SHORT TASK =
Could you repeat every line of these records, swapping "Select images" for "Choose images" wherever it appears and leaving everything else untouched?

DATA EXTRACT =

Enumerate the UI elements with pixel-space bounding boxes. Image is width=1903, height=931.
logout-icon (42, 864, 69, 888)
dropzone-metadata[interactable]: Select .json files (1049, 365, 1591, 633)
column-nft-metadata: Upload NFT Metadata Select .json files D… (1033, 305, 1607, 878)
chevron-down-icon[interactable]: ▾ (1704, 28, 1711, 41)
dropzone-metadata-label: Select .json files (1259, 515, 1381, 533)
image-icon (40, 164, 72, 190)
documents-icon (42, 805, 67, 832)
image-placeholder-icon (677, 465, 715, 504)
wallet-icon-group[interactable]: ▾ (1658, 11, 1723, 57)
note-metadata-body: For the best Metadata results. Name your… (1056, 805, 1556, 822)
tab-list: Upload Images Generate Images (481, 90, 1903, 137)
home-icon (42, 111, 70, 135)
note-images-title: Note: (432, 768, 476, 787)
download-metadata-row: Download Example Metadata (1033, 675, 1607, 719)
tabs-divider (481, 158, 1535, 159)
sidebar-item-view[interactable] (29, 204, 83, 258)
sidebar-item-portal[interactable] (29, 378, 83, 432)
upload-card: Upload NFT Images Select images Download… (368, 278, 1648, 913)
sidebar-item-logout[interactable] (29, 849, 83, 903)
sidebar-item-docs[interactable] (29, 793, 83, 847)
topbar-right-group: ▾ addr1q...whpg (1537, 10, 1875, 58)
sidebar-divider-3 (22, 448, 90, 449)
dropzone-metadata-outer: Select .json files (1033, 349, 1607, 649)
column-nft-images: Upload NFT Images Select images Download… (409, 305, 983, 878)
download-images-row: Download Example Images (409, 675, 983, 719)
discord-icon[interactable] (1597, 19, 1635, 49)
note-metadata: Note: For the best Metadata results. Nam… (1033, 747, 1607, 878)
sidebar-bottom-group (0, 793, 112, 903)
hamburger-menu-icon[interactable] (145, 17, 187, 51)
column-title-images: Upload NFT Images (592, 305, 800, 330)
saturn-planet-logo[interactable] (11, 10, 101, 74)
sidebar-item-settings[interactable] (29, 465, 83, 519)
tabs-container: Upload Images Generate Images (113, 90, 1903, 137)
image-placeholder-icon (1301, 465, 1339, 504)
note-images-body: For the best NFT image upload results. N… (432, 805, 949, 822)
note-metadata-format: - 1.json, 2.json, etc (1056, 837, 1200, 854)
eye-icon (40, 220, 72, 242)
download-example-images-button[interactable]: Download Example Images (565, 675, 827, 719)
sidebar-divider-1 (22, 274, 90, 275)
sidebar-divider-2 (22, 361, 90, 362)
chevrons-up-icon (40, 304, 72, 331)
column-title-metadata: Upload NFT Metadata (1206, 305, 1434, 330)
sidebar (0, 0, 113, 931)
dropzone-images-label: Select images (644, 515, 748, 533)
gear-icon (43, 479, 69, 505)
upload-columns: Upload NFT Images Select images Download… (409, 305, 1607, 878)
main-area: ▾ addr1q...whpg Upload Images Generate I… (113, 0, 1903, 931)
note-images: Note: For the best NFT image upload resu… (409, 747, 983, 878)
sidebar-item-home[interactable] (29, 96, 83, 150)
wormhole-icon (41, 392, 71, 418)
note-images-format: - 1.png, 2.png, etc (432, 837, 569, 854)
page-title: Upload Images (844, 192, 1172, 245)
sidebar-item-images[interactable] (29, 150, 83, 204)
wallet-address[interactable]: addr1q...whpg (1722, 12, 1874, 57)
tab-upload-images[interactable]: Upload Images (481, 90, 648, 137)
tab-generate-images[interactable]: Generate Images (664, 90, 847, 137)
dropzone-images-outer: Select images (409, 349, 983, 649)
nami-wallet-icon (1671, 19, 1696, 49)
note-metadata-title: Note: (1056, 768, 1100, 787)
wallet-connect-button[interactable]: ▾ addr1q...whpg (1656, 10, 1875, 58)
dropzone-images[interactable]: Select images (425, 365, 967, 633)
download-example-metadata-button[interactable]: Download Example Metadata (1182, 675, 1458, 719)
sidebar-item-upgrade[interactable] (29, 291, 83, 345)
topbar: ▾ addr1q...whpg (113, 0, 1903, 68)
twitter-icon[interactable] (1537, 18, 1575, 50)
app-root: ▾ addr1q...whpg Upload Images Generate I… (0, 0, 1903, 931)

TASK RESPONSE =
Enumerate the UI elements with pixel-space bounding boxes. Image is width=1903, height=931.
logout-icon (42, 864, 69, 888)
dropzone-metadata[interactable]: Select .json files (1049, 365, 1591, 633)
column-nft-metadata: Upload NFT Metadata Select .json files D… (1033, 305, 1607, 878)
chevron-down-icon[interactable]: ▾ (1704, 28, 1711, 41)
dropzone-metadata-label: Select .json files (1259, 515, 1381, 533)
image-icon (40, 164, 72, 190)
documents-icon (42, 805, 67, 832)
image-placeholder-icon (677, 465, 715, 504)
wallet-icon-group[interactable]: ▾ (1658, 11, 1723, 57)
note-metadata-body: For the best Metadata results. Name your… (1056, 805, 1556, 822)
tab-list: Upload Images Generate Images (481, 90, 1903, 137)
home-icon (42, 111, 70, 135)
note-images-title: Note: (432, 768, 476, 787)
download-metadata-row: Download Example Metadata (1033, 675, 1607, 719)
tabs-divider (481, 158, 1535, 159)
sidebar-item-view[interactable] (29, 204, 83, 258)
sidebar-item-portal[interactable] (29, 378, 83, 432)
upload-card: Upload NFT Images Choose images Download… (368, 278, 1648, 913)
sidebar-item-logout[interactable] (29, 849, 83, 903)
sidebar-item-docs[interactable] (29, 793, 83, 847)
topbar-right-group: ▾ addr1q...whpg (1537, 10, 1875, 58)
sidebar-divider-3 (22, 448, 90, 449)
dropzone-metadata-outer: Select .json files (1033, 349, 1607, 649)
column-nft-images: Upload NFT Images Choose images Download… (409, 305, 983, 878)
download-images-row: Download Example Images (409, 675, 983, 719)
discord-icon[interactable] (1597, 19, 1635, 49)
note-metadata: Note: For the best Metadata results. Nam… (1033, 747, 1607, 878)
sidebar-bottom-group (0, 793, 112, 903)
hamburger-menu-icon[interactable] (145, 17, 187, 51)
column-title-images: Upload NFT Images (592, 305, 800, 330)
saturn-planet-logo[interactable] (11, 10, 101, 74)
sidebar-item-settings[interactable] (29, 465, 83, 519)
tabs-container: Upload Images Generate Images (113, 90, 1903, 137)
image-placeholder-icon (1301, 465, 1339, 504)
note-images-body: For the best NFT image upload results. N… (432, 805, 949, 822)
note-metadata-format: - 1.json, 2.json, etc (1056, 837, 1200, 854)
eye-icon (40, 220, 72, 242)
download-example-images-button[interactable]: Download Example Images (565, 675, 827, 719)
sidebar-divider-1 (22, 274, 90, 275)
sidebar-divider-2 (22, 361, 90, 362)
chevrons-up-icon (40, 304, 72, 331)
column-title-metadata: Upload NFT Metadata (1206, 305, 1434, 330)
sidebar (0, 0, 113, 931)
dropzone-images-label: Choose images (644, 515, 748, 533)
gear-icon (43, 479, 69, 505)
upload-columns: Upload NFT Images Choose images Download… (409, 305, 1607, 878)
main-area: ▾ addr1q...whpg Upload Images Generate I… (113, 0, 1903, 931)
note-images: Note: For the best NFT image upload resu… (409, 747, 983, 878)
sidebar-item-home[interactable] (29, 96, 83, 150)
wormhole-icon (41, 392, 71, 418)
note-images-format: - 1.png, 2.png, etc (432, 837, 569, 854)
page-title: Upload Images (844, 192, 1172, 245)
sidebar-item-images[interactable] (29, 150, 83, 204)
wallet-address[interactable]: addr1q...whpg (1722, 12, 1874, 57)
tab-upload-images[interactable]: Upload Images (481, 90, 648, 137)
tab-generate-images[interactable]: Generate Images (664, 90, 847, 137)
dropzone-images-outer: Choose images (409, 349, 983, 649)
nami-wallet-icon (1671, 19, 1696, 49)
note-metadata-title: Note: (1056, 768, 1100, 787)
wallet-connect-button[interactable]: ▾ addr1q...whpg (1656, 10, 1875, 58)
dropzone-images[interactable]: Choose images (425, 365, 967, 633)
download-example-metadata-button[interactable]: Download Example Metadata (1182, 675, 1458, 719)
sidebar-item-upgrade[interactable] (29, 291, 83, 345)
topbar: ▾ addr1q...whpg (113, 0, 1903, 68)
twitter-icon[interactable] (1537, 18, 1575, 50)
app-root: ▾ addr1q...whpg Upload Images Generate I… (0, 0, 1903, 931)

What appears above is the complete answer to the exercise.